Directions: Identify the lines that contain the word "value" and copy each one.

Supplied material:
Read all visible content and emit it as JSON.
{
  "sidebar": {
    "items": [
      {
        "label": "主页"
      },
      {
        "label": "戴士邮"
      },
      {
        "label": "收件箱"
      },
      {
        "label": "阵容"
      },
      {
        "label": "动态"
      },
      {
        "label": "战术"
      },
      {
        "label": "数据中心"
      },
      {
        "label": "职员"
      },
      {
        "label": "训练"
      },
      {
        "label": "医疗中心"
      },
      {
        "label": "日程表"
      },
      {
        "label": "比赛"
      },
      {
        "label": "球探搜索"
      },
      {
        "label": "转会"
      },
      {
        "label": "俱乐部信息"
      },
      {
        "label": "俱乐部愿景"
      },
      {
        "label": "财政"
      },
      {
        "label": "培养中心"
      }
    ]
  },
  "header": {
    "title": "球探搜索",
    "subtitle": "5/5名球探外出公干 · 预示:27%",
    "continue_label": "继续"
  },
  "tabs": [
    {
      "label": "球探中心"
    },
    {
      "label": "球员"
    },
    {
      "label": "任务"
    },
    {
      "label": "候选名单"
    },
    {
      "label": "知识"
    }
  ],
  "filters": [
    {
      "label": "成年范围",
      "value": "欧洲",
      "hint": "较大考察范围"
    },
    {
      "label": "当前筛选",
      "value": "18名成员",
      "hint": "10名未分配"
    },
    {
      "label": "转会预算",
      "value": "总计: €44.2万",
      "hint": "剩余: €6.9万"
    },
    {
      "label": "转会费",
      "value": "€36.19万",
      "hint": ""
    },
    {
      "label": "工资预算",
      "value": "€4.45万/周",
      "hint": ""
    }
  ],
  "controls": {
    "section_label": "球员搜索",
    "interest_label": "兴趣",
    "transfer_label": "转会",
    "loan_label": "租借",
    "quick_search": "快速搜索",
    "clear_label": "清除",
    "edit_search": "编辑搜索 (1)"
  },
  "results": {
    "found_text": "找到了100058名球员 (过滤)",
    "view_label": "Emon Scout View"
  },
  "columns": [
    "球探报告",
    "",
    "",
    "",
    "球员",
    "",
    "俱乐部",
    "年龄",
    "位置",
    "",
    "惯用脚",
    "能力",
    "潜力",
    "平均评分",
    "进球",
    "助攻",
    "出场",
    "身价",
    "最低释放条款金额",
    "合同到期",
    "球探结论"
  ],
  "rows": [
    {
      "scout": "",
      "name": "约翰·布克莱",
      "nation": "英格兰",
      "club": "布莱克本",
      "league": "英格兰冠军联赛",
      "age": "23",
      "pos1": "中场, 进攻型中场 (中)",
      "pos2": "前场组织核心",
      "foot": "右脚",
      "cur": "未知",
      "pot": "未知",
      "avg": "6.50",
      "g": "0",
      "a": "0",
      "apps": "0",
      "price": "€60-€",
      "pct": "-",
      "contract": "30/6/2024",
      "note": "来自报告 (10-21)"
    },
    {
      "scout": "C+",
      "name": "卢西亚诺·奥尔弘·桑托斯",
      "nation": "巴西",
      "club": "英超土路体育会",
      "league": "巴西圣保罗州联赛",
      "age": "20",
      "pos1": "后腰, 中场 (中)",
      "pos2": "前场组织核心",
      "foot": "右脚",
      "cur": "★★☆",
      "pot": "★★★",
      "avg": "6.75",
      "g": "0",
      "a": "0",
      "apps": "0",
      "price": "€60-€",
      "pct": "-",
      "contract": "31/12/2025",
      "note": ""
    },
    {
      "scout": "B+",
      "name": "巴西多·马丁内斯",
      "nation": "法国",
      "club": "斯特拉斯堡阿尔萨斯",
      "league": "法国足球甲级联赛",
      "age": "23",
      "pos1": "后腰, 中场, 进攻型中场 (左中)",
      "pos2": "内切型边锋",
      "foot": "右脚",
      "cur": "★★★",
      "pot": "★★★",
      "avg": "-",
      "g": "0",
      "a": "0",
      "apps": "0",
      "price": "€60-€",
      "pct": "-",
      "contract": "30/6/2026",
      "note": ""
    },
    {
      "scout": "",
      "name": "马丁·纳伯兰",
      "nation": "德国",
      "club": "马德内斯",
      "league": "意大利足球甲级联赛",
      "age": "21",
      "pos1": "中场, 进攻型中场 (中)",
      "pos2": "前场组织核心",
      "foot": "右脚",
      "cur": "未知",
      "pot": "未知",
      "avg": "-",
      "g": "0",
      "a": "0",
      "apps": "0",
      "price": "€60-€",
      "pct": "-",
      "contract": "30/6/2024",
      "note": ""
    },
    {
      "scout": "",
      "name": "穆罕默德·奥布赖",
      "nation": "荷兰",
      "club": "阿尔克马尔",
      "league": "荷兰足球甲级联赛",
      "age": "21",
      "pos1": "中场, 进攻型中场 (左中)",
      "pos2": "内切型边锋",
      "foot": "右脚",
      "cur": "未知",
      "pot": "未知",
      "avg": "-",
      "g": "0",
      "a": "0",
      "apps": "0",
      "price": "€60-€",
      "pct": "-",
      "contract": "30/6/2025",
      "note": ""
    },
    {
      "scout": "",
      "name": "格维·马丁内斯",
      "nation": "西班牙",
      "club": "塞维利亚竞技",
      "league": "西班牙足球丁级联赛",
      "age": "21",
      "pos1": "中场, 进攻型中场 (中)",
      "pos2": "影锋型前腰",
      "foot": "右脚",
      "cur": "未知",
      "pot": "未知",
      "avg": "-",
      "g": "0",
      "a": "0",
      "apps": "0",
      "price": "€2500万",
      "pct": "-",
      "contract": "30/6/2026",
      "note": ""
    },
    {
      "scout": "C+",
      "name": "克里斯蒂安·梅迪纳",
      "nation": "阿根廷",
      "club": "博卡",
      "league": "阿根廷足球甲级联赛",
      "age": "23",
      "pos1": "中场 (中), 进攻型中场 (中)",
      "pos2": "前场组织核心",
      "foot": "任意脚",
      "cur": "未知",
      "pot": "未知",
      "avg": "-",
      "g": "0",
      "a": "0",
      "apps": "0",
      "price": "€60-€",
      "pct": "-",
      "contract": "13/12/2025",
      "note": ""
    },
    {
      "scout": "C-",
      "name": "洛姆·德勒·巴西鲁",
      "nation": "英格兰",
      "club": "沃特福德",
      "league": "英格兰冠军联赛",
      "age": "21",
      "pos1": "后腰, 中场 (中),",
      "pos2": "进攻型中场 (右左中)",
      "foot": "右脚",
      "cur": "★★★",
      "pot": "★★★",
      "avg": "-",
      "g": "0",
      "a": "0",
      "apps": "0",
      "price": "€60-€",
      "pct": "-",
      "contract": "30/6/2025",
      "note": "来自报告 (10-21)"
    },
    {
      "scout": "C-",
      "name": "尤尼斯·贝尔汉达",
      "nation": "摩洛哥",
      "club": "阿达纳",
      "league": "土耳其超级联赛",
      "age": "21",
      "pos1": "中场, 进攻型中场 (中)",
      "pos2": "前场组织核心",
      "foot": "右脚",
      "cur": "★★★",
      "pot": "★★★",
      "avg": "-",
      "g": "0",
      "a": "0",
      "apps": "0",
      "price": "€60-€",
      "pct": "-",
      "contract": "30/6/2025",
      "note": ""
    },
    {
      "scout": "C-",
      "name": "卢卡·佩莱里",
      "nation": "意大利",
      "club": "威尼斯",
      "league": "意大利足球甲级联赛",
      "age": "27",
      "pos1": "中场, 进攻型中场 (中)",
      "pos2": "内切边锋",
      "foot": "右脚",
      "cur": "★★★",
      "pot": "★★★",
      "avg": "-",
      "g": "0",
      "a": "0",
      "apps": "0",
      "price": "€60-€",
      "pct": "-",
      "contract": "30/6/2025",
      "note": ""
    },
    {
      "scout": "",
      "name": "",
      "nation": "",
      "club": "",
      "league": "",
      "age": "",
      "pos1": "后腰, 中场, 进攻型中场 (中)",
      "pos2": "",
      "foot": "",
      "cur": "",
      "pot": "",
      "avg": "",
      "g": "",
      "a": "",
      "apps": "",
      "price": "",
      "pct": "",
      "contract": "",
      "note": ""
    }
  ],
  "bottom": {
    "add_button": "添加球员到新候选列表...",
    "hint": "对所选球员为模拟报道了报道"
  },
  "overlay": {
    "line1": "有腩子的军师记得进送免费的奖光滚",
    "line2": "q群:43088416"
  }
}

Expected answer:
      "value": "欧洲",
      "value": "18名成员",
      "value": "总计: €44.2万",
      "value": "€36.19万",
      "value": "€4.45万/周",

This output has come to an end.